Record extracts:
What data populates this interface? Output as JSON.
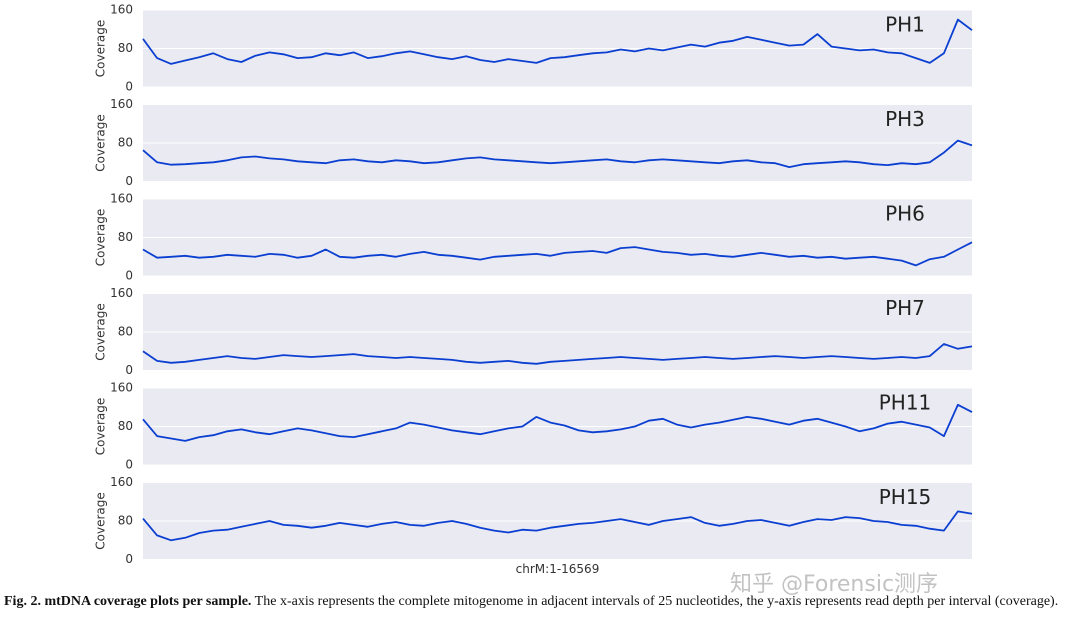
{
  "chart_data": [
    {
      "type": "line",
      "title": "PH1",
      "ylabel": "Coverage",
      "ylim": [
        0,
        160
      ],
      "yticks": [
        0,
        80,
        160
      ],
      "grid": true,
      "color": "#0b3fd1",
      "values": [
        100,
        60,
        48,
        55,
        62,
        70,
        58,
        52,
        65,
        72,
        68,
        60,
        62,
        70,
        66,
        72,
        60,
        64,
        70,
        74,
        68,
        62,
        58,
        64,
        56,
        52,
        58,
        54,
        50,
        60,
        62,
        66,
        70,
        72,
        78,
        74,
        80,
        76,
        82,
        88,
        84,
        92,
        96,
        104,
        98,
        92,
        86,
        88,
        110,
        84,
        80,
        76,
        78,
        72,
        70,
        60,
        50,
        70,
        140,
        118
      ]
    },
    {
      "type": "line",
      "title": "PH3",
      "ylabel": "Coverage",
      "ylim": [
        0,
        160
      ],
      "yticks": [
        0,
        80,
        160
      ],
      "grid": true,
      "color": "#0b3fd1",
      "values": [
        65,
        40,
        35,
        36,
        38,
        40,
        44,
        50,
        52,
        48,
        46,
        42,
        40,
        38,
        44,
        46,
        42,
        40,
        44,
        42,
        38,
        40,
        44,
        48,
        50,
        46,
        44,
        42,
        40,
        38,
        40,
        42,
        44,
        46,
        42,
        40,
        44,
        46,
        44,
        42,
        40,
        38,
        42,
        44,
        40,
        38,
        30,
        36,
        38,
        40,
        42,
        40,
        36,
        34,
        38,
        36,
        40,
        60,
        85,
        75
      ]
    },
    {
      "type": "line",
      "title": "PH6",
      "ylabel": "Coverage",
      "ylim": [
        0,
        160
      ],
      "yticks": [
        0,
        80,
        160
      ],
      "grid": true,
      "color": "#0b3fd1",
      "values": [
        55,
        38,
        40,
        42,
        38,
        40,
        44,
        42,
        40,
        46,
        44,
        38,
        42,
        55,
        40,
        38,
        42,
        44,
        40,
        46,
        50,
        44,
        42,
        38,
        34,
        40,
        42,
        44,
        46,
        42,
        48,
        50,
        52,
        48,
        58,
        60,
        55,
        50,
        48,
        44,
        46,
        42,
        40,
        44,
        48,
        44,
        40,
        42,
        38,
        40,
        36,
        38,
        40,
        36,
        32,
        22,
        35,
        40,
        55,
        70
      ]
    },
    {
      "type": "line",
      "title": "PH7",
      "ylabel": "Coverage",
      "ylim": [
        0,
        160
      ],
      "yticks": [
        0,
        80,
        160
      ],
      "grid": true,
      "color": "#0b3fd1",
      "values": [
        40,
        20,
        16,
        18,
        22,
        26,
        30,
        26,
        24,
        28,
        32,
        30,
        28,
        30,
        32,
        34,
        30,
        28,
        26,
        28,
        26,
        24,
        22,
        18,
        16,
        18,
        20,
        16,
        14,
        18,
        20,
        22,
        24,
        26,
        28,
        26,
        24,
        22,
        24,
        26,
        28,
        26,
        24,
        26,
        28,
        30,
        28,
        26,
        28,
        30,
        28,
        26,
        24,
        26,
        28,
        26,
        30,
        55,
        45,
        50
      ]
    },
    {
      "type": "line",
      "title": "PH11",
      "ylabel": "Coverage",
      "ylim": [
        0,
        160
      ],
      "yticks": [
        0,
        80,
        160
      ],
      "grid": true,
      "color": "#0b3fd1",
      "values": [
        95,
        60,
        55,
        50,
        58,
        62,
        70,
        74,
        68,
        64,
        70,
        76,
        72,
        66,
        60,
        58,
        64,
        70,
        76,
        88,
        84,
        78,
        72,
        68,
        64,
        70,
        76,
        80,
        100,
        88,
        82,
        72,
        68,
        70,
        74,
        80,
        92,
        96,
        84,
        78,
        84,
        88,
        94,
        100,
        96,
        90,
        84,
        92,
        96,
        88,
        80,
        70,
        76,
        86,
        90,
        84,
        78,
        60,
        125,
        110
      ]
    },
    {
      "type": "line",
      "title": "PH15",
      "ylabel": "Coverage",
      "ylim": [
        0,
        160
      ],
      "yticks": [
        0,
        80,
        160
      ],
      "grid": true,
      "color": "#0b3fd1",
      "xlabel": "chrM:1-16569",
      "values": [
        85,
        50,
        40,
        45,
        55,
        60,
        62,
        68,
        74,
        80,
        72,
        70,
        66,
        70,
        76,
        72,
        68,
        74,
        78,
        72,
        70,
        76,
        80,
        74,
        66,
        60,
        56,
        62,
        60,
        66,
        70,
        74,
        76,
        80,
        84,
        78,
        72,
        80,
        84,
        88,
        76,
        70,
        74,
        80,
        82,
        76,
        70,
        78,
        84,
        82,
        88,
        86,
        80,
        78,
        72,
        70,
        64,
        60,
        100,
        95
      ]
    }
  ],
  "caption": {
    "label": "Fig. 2.  mtDNA coverage plots per sample.",
    "text": " The x-axis represents the complete mitogenome in adjacent intervals of 25 nucleotides, the y-axis represents read depth per interval (coverage)."
  },
  "watermark": "知乎 @Forensic测序"
}
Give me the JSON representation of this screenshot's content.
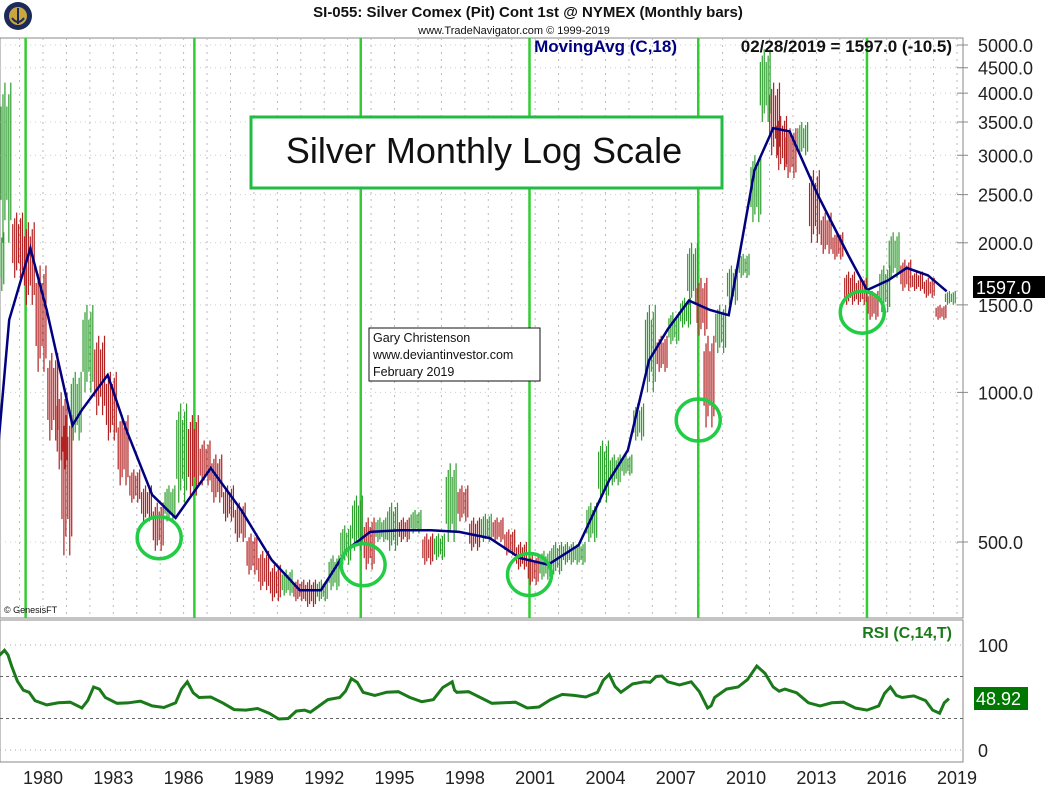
{
  "header": {
    "title": "SI-055:  Silver Comex (Pit) Cont 1st @ NYMEX  (Monthly bars)",
    "subtitle": "www.TradeNavigator.com © 1999-2019",
    "ma_label": "MovingAvg (C,18)",
    "last_value_label": "02/28/2019 = 1597.0 (-10.5)",
    "copyright": "© GenesisFT"
  },
  "annotations": {
    "big_title": "Silver Monthly Log Scale",
    "author_lines": [
      "Gary Christenson",
      "www.deviantinvestor.com",
      "February 2019"
    ]
  },
  "colors": {
    "price_up": "#2e9e2e",
    "price_down": "#b22222",
    "moving_avg": "#000080",
    "rsi": "#1a7a1a",
    "cycle_lines": "#33cc33",
    "circles": "#22cc44",
    "last_price_badge": "#000000",
    "rsi_badge": "#007700"
  },
  "chart_data": [
    {
      "type": "bar",
      "name": "price",
      "scale": "log",
      "ylim": [
        380,
        5200
      ],
      "xlim": [
        1978.2,
        2019.4
      ],
      "y_ticks": [
        500,
        1000,
        1500,
        2000,
        2500,
        3000,
        3500,
        4000,
        4500,
        5000
      ],
      "y_tick_labels": [
        "500.0",
        "1000.0",
        "1500.0",
        "2000.0",
        "2500.0",
        "3000.0",
        "3500.0",
        "4000.0",
        "4500.0",
        "5000.0"
      ],
      "x_ticks": [
        1980,
        1983,
        1986,
        1989,
        1992,
        1995,
        1998,
        2001,
        2004,
        2007,
        2010,
        2013,
        2016,
        2019
      ],
      "x_tick_labels": [
        "1980",
        "1983",
        "1986",
        "1989",
        "1992",
        "1995",
        "1998",
        "2001",
        "2004",
        "2007",
        "2010",
        "2013",
        "2016",
        "2019"
      ],
      "last_price_label": "1597.0",
      "grid": true,
      "bars_year_high_low": [
        [
          1978.2,
          700,
          620
        ],
        [
          1978.5,
          2100,
          1600
        ],
        [
          1978.8,
          4200,
          2000
        ],
        [
          1979.3,
          2300,
          1700
        ],
        [
          1979.8,
          2200,
          1500
        ],
        [
          1980.3,
          1800,
          1100
        ],
        [
          1980.8,
          1200,
          800
        ],
        [
          1981.2,
          1000,
          700
        ],
        [
          1981.4,
          900,
          470
        ],
        [
          1981.8,
          1100,
          800
        ],
        [
          1982.3,
          1500,
          1000
        ],
        [
          1982.8,
          1300,
          900
        ],
        [
          1983.3,
          1100,
          800
        ],
        [
          1983.8,
          900,
          650
        ],
        [
          1984.3,
          700,
          600
        ],
        [
          1984.8,
          650,
          550
        ],
        [
          1985.3,
          600,
          480
        ],
        [
          1985.8,
          650,
          550
        ],
        [
          1986.3,
          950,
          600
        ],
        [
          1986.8,
          900,
          620
        ],
        [
          1987.3,
          800,
          650
        ],
        [
          1987.8,
          750,
          600
        ],
        [
          1988.3,
          650,
          550
        ],
        [
          1988.8,
          600,
          500
        ],
        [
          1989.3,
          520,
          430
        ],
        [
          1989.8,
          480,
          400
        ],
        [
          1990.3,
          450,
          380
        ],
        [
          1990.8,
          440,
          390
        ],
        [
          1991.3,
          420,
          380
        ],
        [
          1991.8,
          420,
          370
        ],
        [
          1992.3,
          420,
          380
        ],
        [
          1992.8,
          470,
          400
        ],
        [
          1993.3,
          540,
          450
        ],
        [
          1993.8,
          620,
          480
        ],
        [
          1994.3,
          560,
          440
        ],
        [
          1994.8,
          560,
          500
        ],
        [
          1995.3,
          600,
          480
        ],
        [
          1995.8,
          560,
          500
        ],
        [
          1996.3,
          580,
          520
        ],
        [
          1996.8,
          520,
          450
        ],
        [
          1997.3,
          520,
          460
        ],
        [
          1997.8,
          720,
          500
        ],
        [
          1998.3,
          650,
          550
        ],
        [
          1998.8,
          560,
          480
        ],
        [
          1999.3,
          570,
          500
        ],
        [
          1999.8,
          560,
          500
        ],
        [
          2000.3,
          530,
          470
        ],
        [
          2000.8,
          500,
          440
        ],
        [
          2001.3,
          470,
          410
        ],
        [
          2001.8,
          480,
          420
        ],
        [
          2002.3,
          500,
          430
        ],
        [
          2002.8,
          500,
          450
        ],
        [
          2003.3,
          500,
          450
        ],
        [
          2003.8,
          600,
          500
        ],
        [
          2004.3,
          800,
          600
        ],
        [
          2004.8,
          750,
          650
        ],
        [
          2005.3,
          750,
          680
        ],
        [
          2005.8,
          950,
          800
        ],
        [
          2006.3,
          1500,
          1000
        ],
        [
          2006.8,
          1300,
          1100
        ],
        [
          2007.3,
          1450,
          1250
        ],
        [
          2007.8,
          1550,
          1350
        ],
        [
          2008.1,
          2000,
          1500
        ],
        [
          2008.5,
          1700,
          1300
        ],
        [
          2008.8,
          1300,
          850
        ],
        [
          2009.3,
          1500,
          1200
        ],
        [
          2009.8,
          1800,
          1500
        ],
        [
          2010.3,
          1900,
          1700
        ],
        [
          2010.8,
          3000,
          2200
        ],
        [
          2011.2,
          4900,
          3500
        ],
        [
          2011.6,
          4200,
          3000
        ],
        [
          2011.9,
          3600,
          2800
        ],
        [
          2012.3,
          3400,
          2700
        ],
        [
          2012.8,
          3500,
          3000
        ],
        [
          2013.3,
          2800,
          2000
        ],
        [
          2013.8,
          2300,
          1900
        ],
        [
          2014.3,
          2100,
          1850
        ],
        [
          2014.8,
          1750,
          1500
        ],
        [
          2015.3,
          1700,
          1500
        ],
        [
          2015.8,
          1600,
          1400
        ],
        [
          2016.3,
          1800,
          1450
        ],
        [
          2016.7,
          2100,
          1700
        ],
        [
          2017.2,
          1850,
          1600
        ],
        [
          2017.7,
          1750,
          1600
        ],
        [
          2018.2,
          1700,
          1550
        ],
        [
          2018.7,
          1500,
          1400
        ],
        [
          2019.1,
          1600,
          1500
        ]
      ],
      "moving_average": [
        [
          1978.3,
          661
        ],
        [
          1978.9,
          1400
        ],
        [
          1979.8,
          1950
        ],
        [
          1980.5,
          1465
        ],
        [
          1981.6,
          859
        ],
        [
          1982.0,
          922
        ],
        [
          1983.1,
          1084
        ],
        [
          1983.9,
          840
        ],
        [
          1985.0,
          622
        ],
        [
          1986.0,
          559
        ],
        [
          1987.5,
          704
        ],
        [
          1988.8,
          580
        ],
        [
          1990.1,
          460
        ],
        [
          1991.3,
          400
        ],
        [
          1992.2,
          400
        ],
        [
          1993.3,
          482
        ],
        [
          1994.3,
          524
        ],
        [
          1995.6,
          528
        ],
        [
          1996.9,
          528
        ],
        [
          1998.1,
          524
        ],
        [
          1999.4,
          509
        ],
        [
          2000.7,
          464
        ],
        [
          2001.9,
          450
        ],
        [
          2003.2,
          493
        ],
        [
          2004.5,
          666
        ],
        [
          2005.3,
          765
        ],
        [
          2006.2,
          1160
        ],
        [
          2007.0,
          1340
        ],
        [
          2007.9,
          1530
        ],
        [
          2008.8,
          1465
        ],
        [
          2009.6,
          1430
        ],
        [
          2010.7,
          2800
        ],
        [
          2011.5,
          3400
        ],
        [
          2012.2,
          3350
        ],
        [
          2013.4,
          2495
        ],
        [
          2014.7,
          1890
        ],
        [
          2015.5,
          1606
        ],
        [
          2016.4,
          1680
        ],
        [
          2017.2,
          1780
        ],
        [
          2018.1,
          1720
        ],
        [
          2018.9,
          1597
        ]
      ],
      "cycle_lines_year": [
        1979.6,
        1986.8,
        1993.9,
        2001.1,
        2008.3,
        2015.5
      ],
      "circled_lows": [
        [
          1985.3,
          510
        ],
        [
          1994.0,
          450
        ],
        [
          2001.1,
          430
        ],
        [
          2008.3,
          880
        ],
        [
          2015.3,
          1450
        ]
      ]
    },
    {
      "type": "line",
      "name": "RSI (C,14,T)",
      "ylim": [
        0,
        100
      ],
      "y_ticks": [
        0,
        100
      ],
      "y_tick_labels": [
        "0",
        "100"
      ],
      "reference_lines": [
        30,
        70
      ],
      "last_value_label": "48.92",
      "values_year_rsi": [
        [
          1978.2,
          90
        ],
        [
          1978.7,
          95
        ],
        [
          1979.0,
          80
        ],
        [
          1979.5,
          57
        ],
        [
          1980.0,
          47
        ],
        [
          1981.0,
          45
        ],
        [
          1982.0,
          40
        ],
        [
          1982.5,
          60
        ],
        [
          1983.0,
          50
        ],
        [
          1984.0,
          45
        ],
        [
          1985.0,
          42
        ],
        [
          1986.0,
          45
        ],
        [
          1986.5,
          65
        ],
        [
          1987.0,
          50
        ],
        [
          1988.0,
          45
        ],
        [
          1989.0,
          38
        ],
        [
          1990.0,
          35
        ],
        [
          1990.8,
          30
        ],
        [
          1991.5,
          38
        ],
        [
          1992.0,
          40
        ],
        [
          1993.0,
          50
        ],
        [
          1993.5,
          68
        ],
        [
          1994.0,
          55
        ],
        [
          1995.0,
          55
        ],
        [
          1996.0,
          50
        ],
        [
          1997.0,
          48
        ],
        [
          1997.8,
          65
        ],
        [
          1998.0,
          55
        ],
        [
          1999.0,
          50
        ],
        [
          2000.0,
          45
        ],
        [
          2001.0,
          40
        ],
        [
          2002.0,
          48
        ],
        [
          2003.0,
          52
        ],
        [
          2004.0,
          55
        ],
        [
          2004.5,
          72
        ],
        [
          2005.0,
          55
        ],
        [
          2006.0,
          65
        ],
        [
          2006.5,
          70
        ],
        [
          2007.0,
          65
        ],
        [
          2008.0,
          65
        ],
        [
          2008.7,
          40
        ],
        [
          2009.0,
          50
        ],
        [
          2010.0,
          60
        ],
        [
          2010.8,
          80
        ],
        [
          2011.5,
          60
        ],
        [
          2012.0,
          58
        ],
        [
          2013.0,
          45
        ],
        [
          2014.0,
          45
        ],
        [
          2015.0,
          40
        ],
        [
          2016.0,
          42
        ],
        [
          2016.5,
          60
        ],
        [
          2017.0,
          50
        ],
        [
          2018.0,
          47
        ],
        [
          2018.6,
          35
        ],
        [
          2019.0,
          48.92
        ]
      ]
    }
  ]
}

Directions for this task:
Where a line contains the word "Monthly", copy that line from the listing above.

Solution below:
    "title": "SI-055:  Silver Comex (Pit) Cont 1st @ NYMEX  (Monthly bars)",
    "big_title": "Silver Monthly Log Scale",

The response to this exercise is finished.